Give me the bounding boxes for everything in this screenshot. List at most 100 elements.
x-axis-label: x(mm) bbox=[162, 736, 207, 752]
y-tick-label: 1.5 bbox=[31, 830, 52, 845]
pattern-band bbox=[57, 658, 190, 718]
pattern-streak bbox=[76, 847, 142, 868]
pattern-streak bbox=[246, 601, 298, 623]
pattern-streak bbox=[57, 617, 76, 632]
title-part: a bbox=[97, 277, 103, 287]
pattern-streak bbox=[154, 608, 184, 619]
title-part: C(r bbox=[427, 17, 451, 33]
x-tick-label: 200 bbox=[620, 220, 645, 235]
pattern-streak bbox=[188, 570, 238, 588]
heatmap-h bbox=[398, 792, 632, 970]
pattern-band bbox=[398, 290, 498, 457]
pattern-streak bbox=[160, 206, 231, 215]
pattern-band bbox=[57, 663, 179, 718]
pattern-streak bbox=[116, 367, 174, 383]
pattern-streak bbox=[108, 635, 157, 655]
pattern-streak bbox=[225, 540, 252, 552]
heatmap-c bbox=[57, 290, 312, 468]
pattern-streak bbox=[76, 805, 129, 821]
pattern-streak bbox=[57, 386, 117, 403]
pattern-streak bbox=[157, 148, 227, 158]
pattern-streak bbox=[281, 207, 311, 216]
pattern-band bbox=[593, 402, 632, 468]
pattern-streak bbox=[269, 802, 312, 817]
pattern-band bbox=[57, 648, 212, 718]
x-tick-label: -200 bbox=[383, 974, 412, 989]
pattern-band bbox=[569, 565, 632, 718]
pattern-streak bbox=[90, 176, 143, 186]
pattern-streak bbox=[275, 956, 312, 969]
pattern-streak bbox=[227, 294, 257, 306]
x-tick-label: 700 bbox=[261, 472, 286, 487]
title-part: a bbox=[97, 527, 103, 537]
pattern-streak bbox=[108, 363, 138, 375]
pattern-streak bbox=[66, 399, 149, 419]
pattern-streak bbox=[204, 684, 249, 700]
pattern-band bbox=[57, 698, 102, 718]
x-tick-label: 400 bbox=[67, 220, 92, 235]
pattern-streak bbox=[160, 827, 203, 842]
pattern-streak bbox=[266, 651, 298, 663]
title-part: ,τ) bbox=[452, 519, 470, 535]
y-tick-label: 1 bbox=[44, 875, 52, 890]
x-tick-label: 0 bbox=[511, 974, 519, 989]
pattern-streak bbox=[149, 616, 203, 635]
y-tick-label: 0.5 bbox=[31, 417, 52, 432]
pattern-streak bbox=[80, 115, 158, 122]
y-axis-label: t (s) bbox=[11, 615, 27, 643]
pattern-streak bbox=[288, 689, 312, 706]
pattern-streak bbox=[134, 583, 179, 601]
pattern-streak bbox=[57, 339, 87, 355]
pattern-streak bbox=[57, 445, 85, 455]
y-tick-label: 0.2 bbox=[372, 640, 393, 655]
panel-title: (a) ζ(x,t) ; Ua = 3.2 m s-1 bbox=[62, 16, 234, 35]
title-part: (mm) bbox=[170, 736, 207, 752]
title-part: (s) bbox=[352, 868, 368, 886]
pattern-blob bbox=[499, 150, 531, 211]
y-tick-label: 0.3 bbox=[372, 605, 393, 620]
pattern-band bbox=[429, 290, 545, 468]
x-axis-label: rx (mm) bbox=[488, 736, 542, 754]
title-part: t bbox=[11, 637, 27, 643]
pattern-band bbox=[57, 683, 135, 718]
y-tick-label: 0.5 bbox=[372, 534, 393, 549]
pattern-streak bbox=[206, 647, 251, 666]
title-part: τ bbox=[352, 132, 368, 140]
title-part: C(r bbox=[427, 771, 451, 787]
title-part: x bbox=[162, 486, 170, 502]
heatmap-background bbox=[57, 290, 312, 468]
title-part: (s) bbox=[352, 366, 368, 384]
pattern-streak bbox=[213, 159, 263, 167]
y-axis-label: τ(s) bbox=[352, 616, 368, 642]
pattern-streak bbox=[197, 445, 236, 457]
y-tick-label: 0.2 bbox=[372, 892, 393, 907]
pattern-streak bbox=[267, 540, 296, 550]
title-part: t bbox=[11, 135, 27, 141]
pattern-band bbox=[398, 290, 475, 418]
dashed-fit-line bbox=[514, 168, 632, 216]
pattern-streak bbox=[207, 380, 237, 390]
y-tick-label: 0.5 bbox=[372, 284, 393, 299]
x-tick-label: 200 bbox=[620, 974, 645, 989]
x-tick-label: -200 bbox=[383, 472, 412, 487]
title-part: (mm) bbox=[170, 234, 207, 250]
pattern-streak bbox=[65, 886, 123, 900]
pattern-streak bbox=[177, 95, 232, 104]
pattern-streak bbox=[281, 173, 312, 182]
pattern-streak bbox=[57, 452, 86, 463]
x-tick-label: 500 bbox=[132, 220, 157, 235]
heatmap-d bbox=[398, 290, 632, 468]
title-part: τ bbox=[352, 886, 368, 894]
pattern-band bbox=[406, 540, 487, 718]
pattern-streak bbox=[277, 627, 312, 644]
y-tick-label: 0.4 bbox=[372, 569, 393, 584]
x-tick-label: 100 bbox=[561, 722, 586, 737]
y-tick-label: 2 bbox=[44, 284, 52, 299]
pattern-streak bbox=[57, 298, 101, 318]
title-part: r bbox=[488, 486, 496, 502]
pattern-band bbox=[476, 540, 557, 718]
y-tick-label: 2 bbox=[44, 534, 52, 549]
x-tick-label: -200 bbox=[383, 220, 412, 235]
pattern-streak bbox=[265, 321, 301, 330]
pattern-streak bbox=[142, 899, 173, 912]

- Task brief: List every line of the items above that contains the string "axis", treating uppercase and lowercase as different.

- Output of the exercise:
x-axis-label: x(mm) bbox=[162, 736, 207, 752]
y-axis-label: t (s) bbox=[11, 615, 27, 643]
x-axis-label: rx (mm) bbox=[488, 736, 542, 754]
y-axis-label: τ(s) bbox=[352, 616, 368, 642]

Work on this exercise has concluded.